# [AIM]
Transcribe each line exactly.
╭──
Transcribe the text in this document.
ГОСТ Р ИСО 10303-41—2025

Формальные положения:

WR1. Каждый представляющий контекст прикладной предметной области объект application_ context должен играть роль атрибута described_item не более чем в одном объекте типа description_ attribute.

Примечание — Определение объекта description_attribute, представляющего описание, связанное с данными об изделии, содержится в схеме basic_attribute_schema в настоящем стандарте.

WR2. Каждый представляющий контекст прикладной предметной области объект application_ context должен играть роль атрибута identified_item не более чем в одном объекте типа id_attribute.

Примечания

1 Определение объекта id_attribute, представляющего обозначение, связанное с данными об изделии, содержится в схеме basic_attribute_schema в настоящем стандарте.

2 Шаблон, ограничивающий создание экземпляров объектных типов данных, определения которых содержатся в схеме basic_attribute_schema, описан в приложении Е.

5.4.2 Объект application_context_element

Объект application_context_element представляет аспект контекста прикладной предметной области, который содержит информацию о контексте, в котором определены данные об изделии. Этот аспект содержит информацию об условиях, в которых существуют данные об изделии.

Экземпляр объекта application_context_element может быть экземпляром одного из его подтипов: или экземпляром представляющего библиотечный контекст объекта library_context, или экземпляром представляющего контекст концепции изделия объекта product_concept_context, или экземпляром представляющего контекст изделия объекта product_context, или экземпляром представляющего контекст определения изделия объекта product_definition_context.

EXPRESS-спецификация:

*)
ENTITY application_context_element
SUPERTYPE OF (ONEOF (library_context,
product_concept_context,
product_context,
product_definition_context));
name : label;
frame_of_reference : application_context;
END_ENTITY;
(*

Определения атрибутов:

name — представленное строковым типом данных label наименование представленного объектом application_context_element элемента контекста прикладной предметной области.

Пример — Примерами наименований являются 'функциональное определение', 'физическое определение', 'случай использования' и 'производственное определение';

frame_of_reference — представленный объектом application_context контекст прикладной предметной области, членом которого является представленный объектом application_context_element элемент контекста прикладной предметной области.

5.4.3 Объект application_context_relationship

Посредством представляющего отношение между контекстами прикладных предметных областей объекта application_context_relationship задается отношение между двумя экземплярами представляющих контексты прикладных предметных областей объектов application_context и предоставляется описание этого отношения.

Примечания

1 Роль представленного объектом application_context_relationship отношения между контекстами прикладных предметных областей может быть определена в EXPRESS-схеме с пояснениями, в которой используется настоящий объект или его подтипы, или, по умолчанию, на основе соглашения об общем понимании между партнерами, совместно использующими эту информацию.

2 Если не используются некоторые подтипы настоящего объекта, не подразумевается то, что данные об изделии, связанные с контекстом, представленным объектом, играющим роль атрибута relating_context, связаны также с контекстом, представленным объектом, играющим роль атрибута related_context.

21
╰──
# [FULL ANSWER]
Transcribe the text in this document.
ГОСТ Р ИСО 10303-41—2025

Формальные положения:

WR1. Каждый представляющий контекст прикладной предметной области объект application_ context должен играть роль атрибута described_item не более чем в одном объекте типа description_ attribute.

Примечание — Определение объекта description_attribute, представляющего описание, связанное с данными об изделии, содержится в схеме basic_attribute_schema в настоящем стандарте.

WR2. Каждый представляющий контекст прикладной предметной области объект application_ context должен играть роль атрибута identified_item не более чем в одном объекте типа id_attribute.

Примечания

1 Определение объекта id_attribute, представляющего обозначение, связанное с данными об изделии, содержится в схеме basic_attribute_schema в настоящем стандарте.

2 Шаблон, ограничивающий создание экземпляров объектных типов данных, определения которых содержатся в схеме basic_attribute_schema, описан в приложении Е.

5.4.2 Объект application_context_element

Объект application_context_element представляет аспект контекста прикладной предметной области, который содержит информацию о контексте, в котором определены данные об изделии. Этот аспект содержит информацию об условиях, в которых существуют данные об изделии.

Экземпляр объекта application_context_element может быть экземпляром одного из его подтипов: или экземпляром представляющего библиотечный контекст объекта library_context, или экземпляром представляющего контекст концепции изделия объекта product_concept_context, или экземпляром представляющего контекст изделия объекта product_context, или экземпляром представляющего контекст определения изделия объекта product_definition_context.

EXPRESS-спецификация:

*)
ENTITY application_context_element
SUPERTYPE OF (ONEOF (library_context,
product_concept_context,
product_context,
product_definition_context));
name : label;
frame_of_reference : application_context;
END_ENTITY;
(*

Определения атрибутов:

name — представленное строковым типом данных label наименование представленного объектом application_context_element элемента контекста прикладной предметной области.

Пример — Примерами наименований являются 'функциональное определение', 'физическое определение', 'случай использования' и 'производственное определение';

frame_of_reference — представленный объектом application_context контекст прикладной предметной области, членом которого является представленный объектом application_context_element элемент контекста прикладной предметной области.

5.4.3 Объект application_context_relationship

Посредством представляющего отношение между контекстами прикладных предметных областей объекта application_context_relationship задается отношение между двумя экземплярами представляющих контексты прикладных предметных областей объектов application_context и предоставляется описание этого отношения.

Примечания

1 Роль представленного объектом application_context_relationship отношения между контекстами прикладных предметных областей может быть определена в EXPRESS-схеме с пояснениями, в которой используется настоящий объект или его подтипы, или, по умолчанию, на основе соглашения об общем понимании между партнерами, совместно использующими эту информацию.

2 Если не используются некоторые подтипы настоящего объекта, не подразумевается то, что данные об изделии, связанные с контекстом, представленным объектом, играющим роль атрибута relating_context, связаны также с контекстом, представленным объектом, играющим роль атрибута related_context.

21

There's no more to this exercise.